►
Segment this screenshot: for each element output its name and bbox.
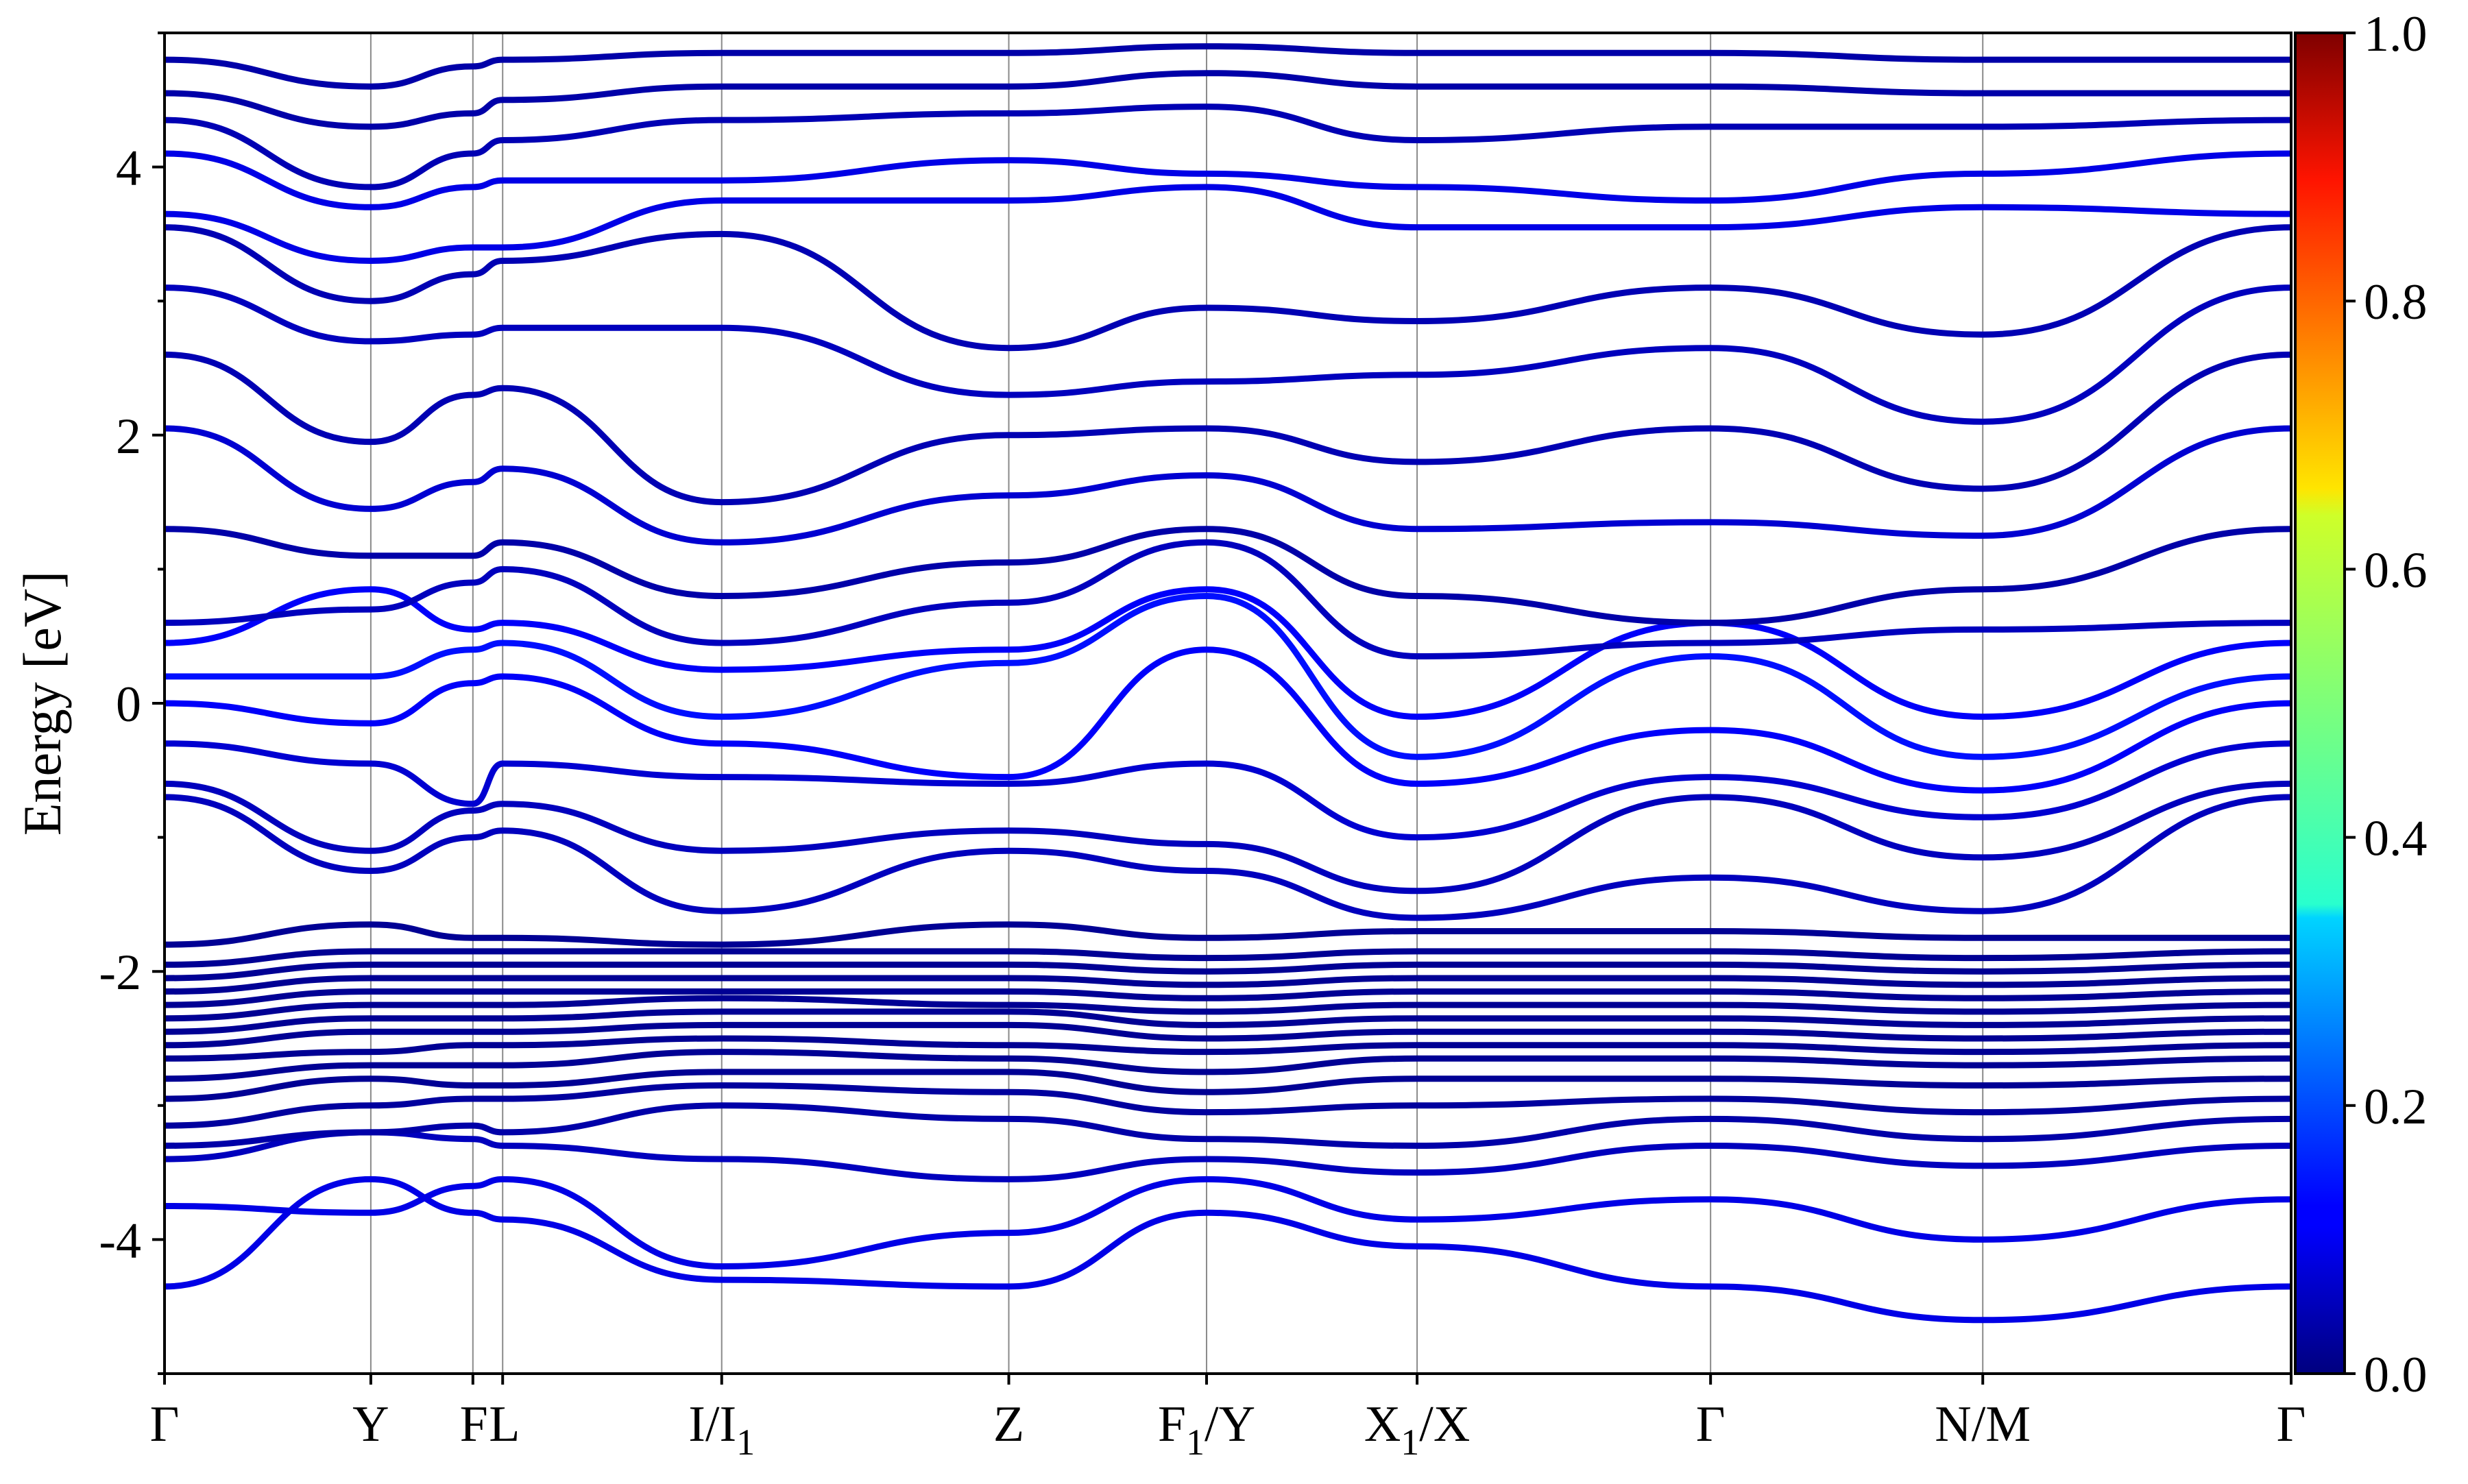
x-tick-label-3: L bbox=[489, 1396, 520, 1452]
x-axis-ticks: Γ Y F L I/I1 Z F1/Y X1/X Γ N/M Γ bbox=[150, 1374, 2306, 1463]
colorbar-ticks: 1.0 0.8 0.6 0.4 0.2 0.0 bbox=[2345, 6, 2428, 1403]
band-7 bbox=[165, 1035, 2291, 1062]
kpoint-gridlines bbox=[370, 33, 1984, 1374]
x-tick-label-sub-4: 1 bbox=[736, 1422, 755, 1463]
band-5 bbox=[165, 1069, 2291, 1102]
band-32 bbox=[165, 43, 2291, 90]
x-tick-label-main-9: N/M bbox=[1935, 1396, 2031, 1452]
x-tick-label-suffix-7: /X bbox=[1419, 1396, 1470, 1452]
x-tick-label-1: Y bbox=[352, 1396, 389, 1452]
y-axis-label: Energy [eV] bbox=[12, 571, 72, 836]
x-tick-label-sub-7: 1 bbox=[1401, 1422, 1419, 1463]
x-tick-label-sub-6: 1 bbox=[1186, 1422, 1205, 1463]
band-3 bbox=[165, 1102, 2291, 1150]
x-tick-label-10: Γ bbox=[2277, 1396, 2306, 1452]
colorbar-tick-label-0: 1.0 bbox=[2364, 6, 2428, 62]
band-27 bbox=[165, 224, 2291, 352]
band-22 bbox=[165, 539, 2291, 660]
band-15 bbox=[165, 921, 2291, 948]
colorbar-tick-label-1: 0.8 bbox=[2364, 274, 2428, 330]
x-tick-label-4: I/I1 bbox=[688, 1396, 755, 1463]
x-tick-label-5: Z bbox=[993, 1396, 1024, 1452]
x-tick-label-main-8: Γ bbox=[1696, 1396, 1726, 1452]
band-16 bbox=[165, 794, 2291, 921]
x-tick-label-8: Γ bbox=[1696, 1396, 1726, 1452]
band-24 bbox=[165, 425, 2291, 546]
colorbar-tick-label-2: 0.6 bbox=[2364, 542, 2428, 598]
x-tick-label-main-2: F bbox=[460, 1396, 488, 1452]
band-26 bbox=[165, 284, 2291, 425]
band-30 bbox=[165, 104, 2291, 191]
y-tick-label-2: 0 bbox=[116, 677, 141, 733]
band-2 bbox=[165, 1129, 2291, 1182]
x-tick-label-0: Γ bbox=[150, 1396, 180, 1452]
x-tick-label-7: X1/X bbox=[1364, 1396, 1470, 1463]
band-11 bbox=[165, 988, 2291, 1008]
band-20 bbox=[165, 592, 2291, 760]
band-28 bbox=[165, 184, 2291, 265]
band-1 bbox=[165, 1176, 2291, 1270]
band-9 bbox=[165, 1008, 2291, 1035]
y-tick-label-3: -2 bbox=[99, 945, 141, 1001]
band-6 bbox=[165, 1049, 2291, 1082]
colorbar-tick-label-5: 0.0 bbox=[2364, 1347, 2428, 1403]
x-tick-label-main-7: X bbox=[1364, 1396, 1401, 1452]
x-tick-label-main-3: L bbox=[489, 1396, 520, 1452]
band-31 bbox=[165, 70, 2291, 130]
plot-frame bbox=[163, 32, 2292, 1375]
band-18 bbox=[165, 740, 2291, 841]
y-tick-label-1: 2 bbox=[116, 409, 141, 465]
band-14 bbox=[165, 948, 2291, 968]
x-tick-label-2: F bbox=[460, 1396, 488, 1452]
x-tick-label-suffix-6: /Y bbox=[1205, 1396, 1255, 1452]
y-tick-label-0: 4 bbox=[116, 141, 141, 197]
x-tick-label-6: F1/Y bbox=[1158, 1396, 1255, 1463]
band-21 bbox=[165, 586, 2291, 720]
colorbar-tick-label-4: 0.2 bbox=[2364, 1079, 2428, 1135]
band-lines bbox=[165, 43, 2291, 1324]
band-19 bbox=[165, 646, 2291, 794]
y-axis-ticks: 4 2 0 -2 -4 bbox=[99, 32, 165, 1375]
x-tick-label-main-1: Y bbox=[352, 1396, 389, 1452]
band-8 bbox=[165, 1021, 2291, 1049]
colorbar-tick-label-3: 0.4 bbox=[2364, 811, 2428, 867]
x-tick-label-main-10: Γ bbox=[2277, 1396, 2306, 1452]
band-23 bbox=[165, 526, 2291, 627]
band-12 bbox=[165, 975, 2291, 995]
band-13 bbox=[165, 961, 2291, 982]
x-tick-label-main-0: Γ bbox=[150, 1396, 180, 1452]
band-17 bbox=[165, 780, 2291, 895]
y-tick-label-4: -4 bbox=[99, 1213, 141, 1269]
colorbar bbox=[2294, 32, 2346, 1375]
x-tick-label-9: N/M bbox=[1935, 1396, 2031, 1452]
band-4 bbox=[165, 1082, 2291, 1129]
x-tick-label-main-5: Z bbox=[993, 1396, 1024, 1452]
band-0 bbox=[165, 1176, 2291, 1324]
x-tick-label-main-4: I/I bbox=[688, 1396, 736, 1452]
x-tick-label-main-6: F bbox=[1158, 1396, 1186, 1452]
band-25 bbox=[165, 351, 2291, 506]
band-29 bbox=[165, 150, 2291, 210]
band-10 bbox=[165, 995, 2291, 1022]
◄
Work instructions = Please rewrite the material with "bbox" changed to "bounds" everywhere and nothing else altered, leaving out the pictures.

Solution for this task =
Segment this screenshot: for each element output its name and bounds.
x-tick-label-3: L bounds=[489, 1396, 520, 1452]
x-axis-ticks: Γ Y F L I/I1 Z F1/Y X1/X Γ N/M Γ bounds=[150, 1374, 2306, 1463]
colorbar-ticks: 1.0 0.8 0.6 0.4 0.2 0.0 bounds=[2345, 6, 2428, 1403]
band-7 bounds=[165, 1035, 2291, 1062]
kpoint-gridlines bounds=[370, 33, 1984, 1374]
x-tick-label-sub-4: 1 bounds=[736, 1422, 755, 1463]
band-5 bounds=[165, 1069, 2291, 1102]
band-32 bounds=[165, 43, 2291, 90]
x-tick-label-main-9: N/M bounds=[1935, 1396, 2031, 1452]
x-tick-label-suffix-7: /X bounds=[1419, 1396, 1470, 1452]
x-tick-label-1: Y bounds=[352, 1396, 389, 1452]
y-axis-label: Energy [eV] bounds=[12, 571, 72, 836]
x-tick-label-sub-7: 1 bounds=[1401, 1422, 1419, 1463]
x-tick-label-sub-6: 1 bounds=[1186, 1422, 1205, 1463]
band-3 bounds=[165, 1102, 2291, 1150]
x-tick-label-10: Γ bounds=[2277, 1396, 2306, 1452]
colorbar-tick-label-0: 1.0 bounds=[2364, 6, 2428, 62]
band-27 bounds=[165, 224, 2291, 352]
band-22 bounds=[165, 539, 2291, 660]
band-15 bounds=[165, 921, 2291, 948]
colorbar-tick-label-1: 0.8 bounds=[2364, 274, 2428, 330]
x-tick-label-4: I/I1 bounds=[688, 1396, 755, 1463]
x-tick-label-5: Z bounds=[993, 1396, 1024, 1452]
x-tick-label-main-8: Γ bounds=[1696, 1396, 1726, 1452]
band-16 bounds=[165, 794, 2291, 921]
x-tick-label-8: Γ bounds=[1696, 1396, 1726, 1452]
band-24 bounds=[165, 425, 2291, 546]
colorbar-tick-label-2: 0.6 bounds=[2364, 542, 2428, 598]
x-tick-label-main-2: F bounds=[460, 1396, 488, 1452]
band-26 bounds=[165, 284, 2291, 425]
band-30 bounds=[165, 104, 2291, 191]
y-tick-label-2: 0 bounds=[116, 677, 141, 733]
band-2 bounds=[165, 1129, 2291, 1182]
x-tick-label-0: Γ bounds=[150, 1396, 180, 1452]
x-tick-label-7: X1/X bounds=[1364, 1396, 1470, 1463]
band-11 bounds=[165, 988, 2291, 1008]
band-20 bounds=[165, 592, 2291, 760]
band-28 bounds=[165, 184, 2291, 265]
band-1 bounds=[165, 1176, 2291, 1270]
band-9 bounds=[165, 1008, 2291, 1035]
y-tick-label-3: -2 bounds=[99, 945, 141, 1001]
band-6 bounds=[165, 1049, 2291, 1082]
colorbar-tick-label-5: 0.0 bounds=[2364, 1347, 2428, 1403]
x-tick-label-main-7: X bounds=[1364, 1396, 1401, 1452]
x-tick-label-main-3: L bounds=[489, 1396, 520, 1452]
band-31 bounds=[165, 70, 2291, 130]
plot-frame bounds=[163, 32, 2292, 1375]
band-18 bounds=[165, 740, 2291, 841]
y-tick-label-1: 2 bounds=[116, 409, 141, 465]
band-14 bounds=[165, 948, 2291, 968]
x-tick-label-2: F bounds=[460, 1396, 488, 1452]
x-tick-label-suffix-6: /Y bounds=[1205, 1396, 1255, 1452]
y-tick-label-0: 4 bounds=[116, 141, 141, 197]
x-tick-label-6: F1/Y bounds=[1158, 1396, 1255, 1463]
band-21 bounds=[165, 586, 2291, 720]
colorbar-tick-label-4: 0.2 bounds=[2364, 1079, 2428, 1135]
band-lines bounds=[165, 43, 2291, 1324]
band-19 bounds=[165, 646, 2291, 794]
y-axis-ticks: 4 2 0 -2 -4 bounds=[99, 32, 165, 1375]
x-tick-label-main-1: Y bounds=[352, 1396, 389, 1452]
band-8 bounds=[165, 1021, 2291, 1049]
colorbar-tick-label-3: 0.4 bounds=[2364, 811, 2428, 867]
x-tick-label-main-10: Γ bounds=[2277, 1396, 2306, 1452]
band-23 bounds=[165, 526, 2291, 627]
band-12 bounds=[165, 975, 2291, 995]
band-13 bounds=[165, 961, 2291, 982]
x-tick-label-main-0: Γ bounds=[150, 1396, 180, 1452]
band-17 bounds=[165, 780, 2291, 895]
y-tick-label-4: -4 bounds=[99, 1213, 141, 1269]
colorbar bounds=[2294, 32, 2346, 1375]
x-tick-label-9: N/M bounds=[1935, 1396, 2031, 1452]
band-4 bounds=[165, 1082, 2291, 1129]
x-tick-label-main-5: Z bounds=[993, 1396, 1024, 1452]
band-0 bounds=[165, 1176, 2291, 1324]
x-tick-label-main-4: I/I bounds=[688, 1396, 736, 1452]
x-tick-label-main-6: F bounds=[1158, 1396, 1186, 1452]
band-25 bounds=[165, 351, 2291, 506]
band-29 bounds=[165, 150, 2291, 210]
band-10 bounds=[165, 995, 2291, 1022]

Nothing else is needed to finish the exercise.